## YOUR INSTRUCTIONS
Gather every line in the records below that contains the word "JSON".

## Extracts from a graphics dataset
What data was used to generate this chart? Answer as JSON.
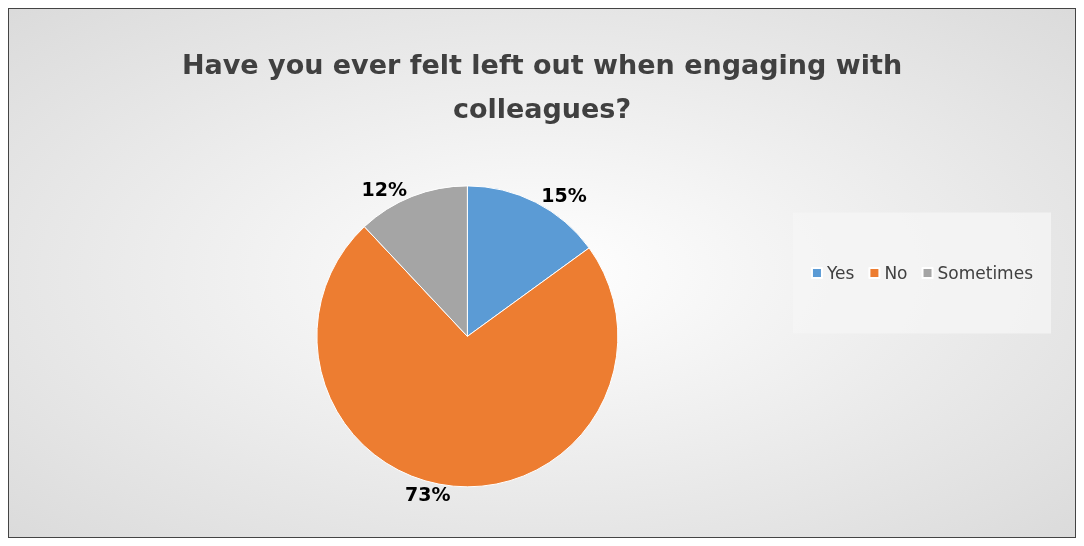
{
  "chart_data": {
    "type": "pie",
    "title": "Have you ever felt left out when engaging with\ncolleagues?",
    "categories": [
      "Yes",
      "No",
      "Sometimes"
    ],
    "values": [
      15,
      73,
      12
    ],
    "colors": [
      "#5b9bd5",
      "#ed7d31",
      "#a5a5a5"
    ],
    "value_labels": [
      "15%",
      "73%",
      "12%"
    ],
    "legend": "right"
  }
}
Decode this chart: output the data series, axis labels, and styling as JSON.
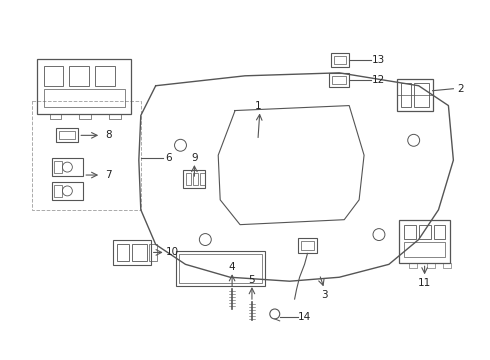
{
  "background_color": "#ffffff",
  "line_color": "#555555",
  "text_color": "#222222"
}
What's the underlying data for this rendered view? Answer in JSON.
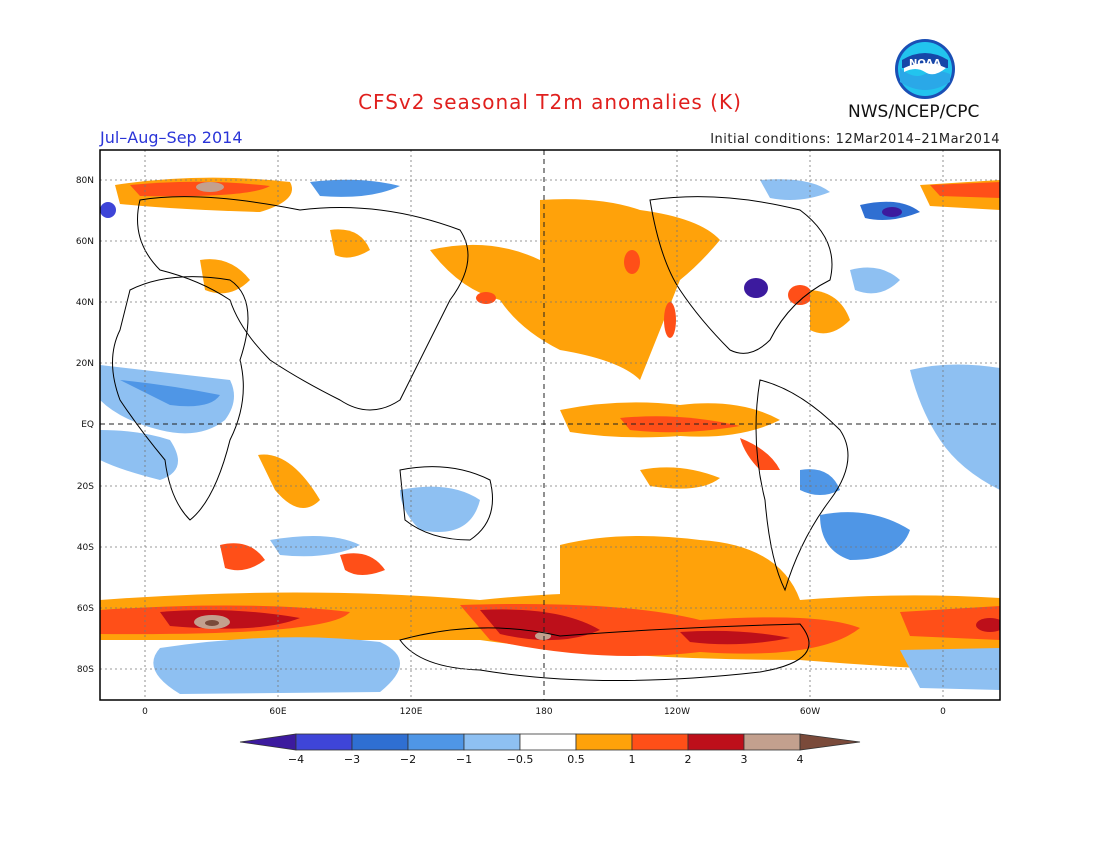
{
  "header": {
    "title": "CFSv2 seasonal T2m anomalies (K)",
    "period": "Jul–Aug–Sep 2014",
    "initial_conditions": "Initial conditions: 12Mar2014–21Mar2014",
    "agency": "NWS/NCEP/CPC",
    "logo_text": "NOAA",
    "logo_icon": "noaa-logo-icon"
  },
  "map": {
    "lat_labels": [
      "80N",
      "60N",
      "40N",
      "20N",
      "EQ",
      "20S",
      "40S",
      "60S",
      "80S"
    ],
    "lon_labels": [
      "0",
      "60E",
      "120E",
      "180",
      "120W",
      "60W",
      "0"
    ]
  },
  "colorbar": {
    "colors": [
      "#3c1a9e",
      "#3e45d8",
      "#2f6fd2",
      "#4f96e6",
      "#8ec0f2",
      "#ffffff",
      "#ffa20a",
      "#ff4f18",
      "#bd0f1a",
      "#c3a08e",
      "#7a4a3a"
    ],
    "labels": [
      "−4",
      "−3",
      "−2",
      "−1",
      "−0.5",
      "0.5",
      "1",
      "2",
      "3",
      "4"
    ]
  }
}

## WRITTEN RESPONSE
What data was used to generate this chart? Answer as JSON.
Decode this chart: output the data series, axis labels, and styling as JSON.
What's the underlying data for this rendered view? Answer in JSON.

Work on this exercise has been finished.